Required task:
Filter the records below down to lines containing "Securities".

Material supplied:
==*==

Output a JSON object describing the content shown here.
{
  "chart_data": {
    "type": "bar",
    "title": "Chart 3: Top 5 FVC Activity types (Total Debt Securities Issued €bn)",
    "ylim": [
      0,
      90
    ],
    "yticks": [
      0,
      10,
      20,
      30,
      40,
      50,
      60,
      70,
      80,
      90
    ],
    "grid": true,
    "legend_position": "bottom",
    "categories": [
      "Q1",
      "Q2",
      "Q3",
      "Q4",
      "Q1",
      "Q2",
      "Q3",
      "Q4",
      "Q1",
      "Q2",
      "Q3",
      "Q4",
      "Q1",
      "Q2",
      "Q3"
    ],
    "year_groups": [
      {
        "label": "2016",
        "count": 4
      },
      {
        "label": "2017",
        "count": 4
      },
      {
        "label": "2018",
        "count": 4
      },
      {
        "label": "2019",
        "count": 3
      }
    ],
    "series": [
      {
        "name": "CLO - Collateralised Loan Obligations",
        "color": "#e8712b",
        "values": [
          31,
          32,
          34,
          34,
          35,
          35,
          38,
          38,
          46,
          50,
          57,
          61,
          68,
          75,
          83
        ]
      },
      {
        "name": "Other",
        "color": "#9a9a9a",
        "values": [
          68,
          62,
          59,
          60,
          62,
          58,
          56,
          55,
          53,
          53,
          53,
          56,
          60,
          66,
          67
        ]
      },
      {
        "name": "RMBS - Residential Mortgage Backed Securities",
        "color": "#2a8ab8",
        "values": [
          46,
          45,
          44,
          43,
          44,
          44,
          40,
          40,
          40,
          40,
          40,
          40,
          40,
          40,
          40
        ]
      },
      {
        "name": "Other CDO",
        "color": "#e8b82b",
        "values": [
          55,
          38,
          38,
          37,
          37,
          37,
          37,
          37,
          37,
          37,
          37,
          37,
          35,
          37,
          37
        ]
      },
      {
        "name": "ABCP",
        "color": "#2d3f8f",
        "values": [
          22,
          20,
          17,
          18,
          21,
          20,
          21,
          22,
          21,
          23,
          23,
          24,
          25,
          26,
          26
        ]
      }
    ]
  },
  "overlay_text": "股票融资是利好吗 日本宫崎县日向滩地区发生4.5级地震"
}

==*==

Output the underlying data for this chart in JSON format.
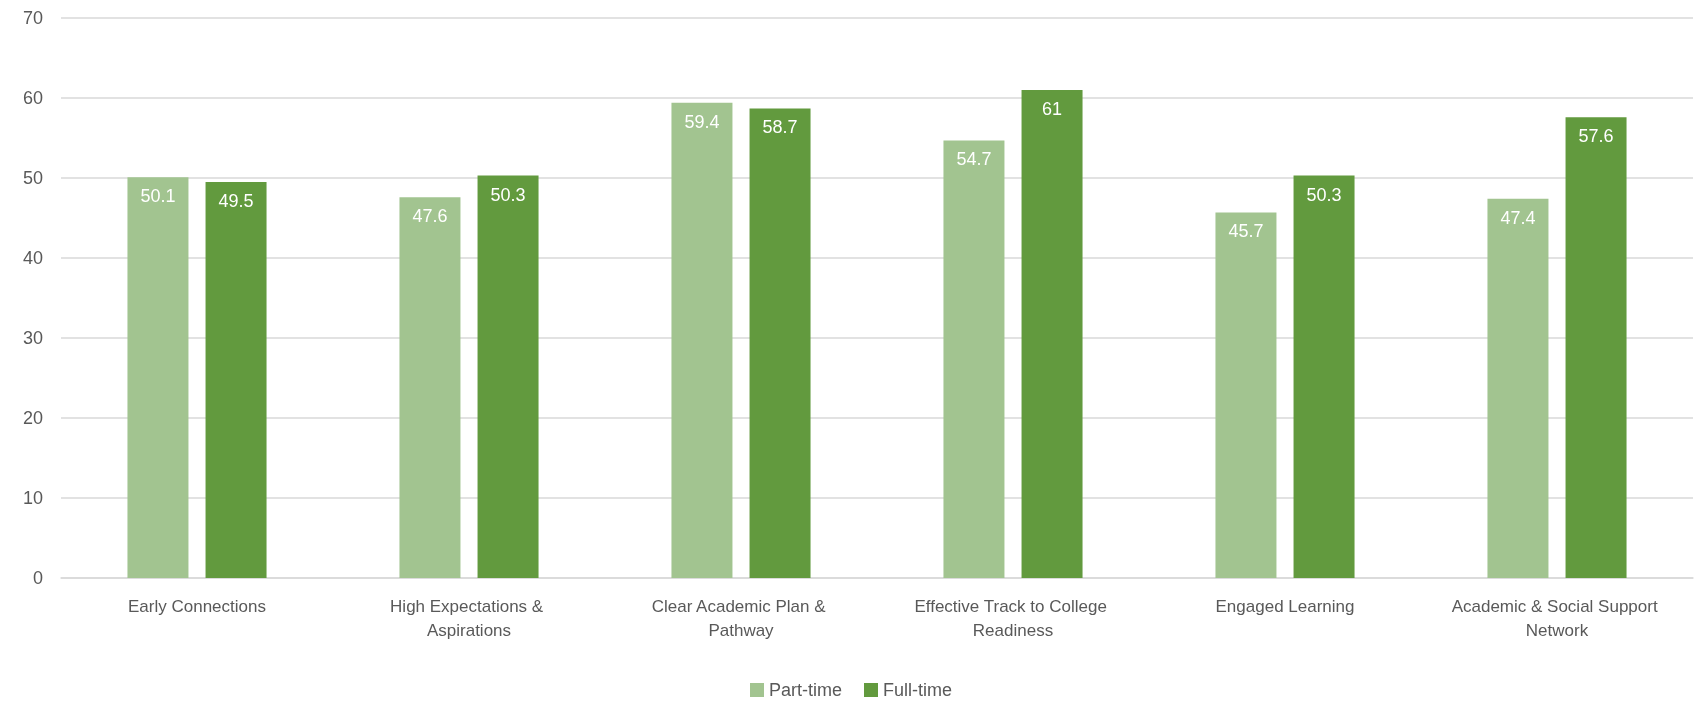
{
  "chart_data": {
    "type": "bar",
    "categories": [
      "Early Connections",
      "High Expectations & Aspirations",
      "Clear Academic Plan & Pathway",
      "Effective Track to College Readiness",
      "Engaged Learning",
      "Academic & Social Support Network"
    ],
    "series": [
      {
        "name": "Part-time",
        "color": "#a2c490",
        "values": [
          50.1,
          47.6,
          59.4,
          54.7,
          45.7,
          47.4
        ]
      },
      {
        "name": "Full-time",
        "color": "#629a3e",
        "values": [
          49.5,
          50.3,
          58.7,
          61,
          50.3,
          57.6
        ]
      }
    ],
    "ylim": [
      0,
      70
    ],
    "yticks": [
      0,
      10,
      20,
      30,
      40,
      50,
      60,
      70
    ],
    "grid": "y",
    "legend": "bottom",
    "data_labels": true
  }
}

==*==

Correct answer:
    "title": "Chart 3: Top 5 FVC Activity types (Total Debt Securities Issued €bn)",
        "name": "RMBS - Residential Mortgage Backed Securities",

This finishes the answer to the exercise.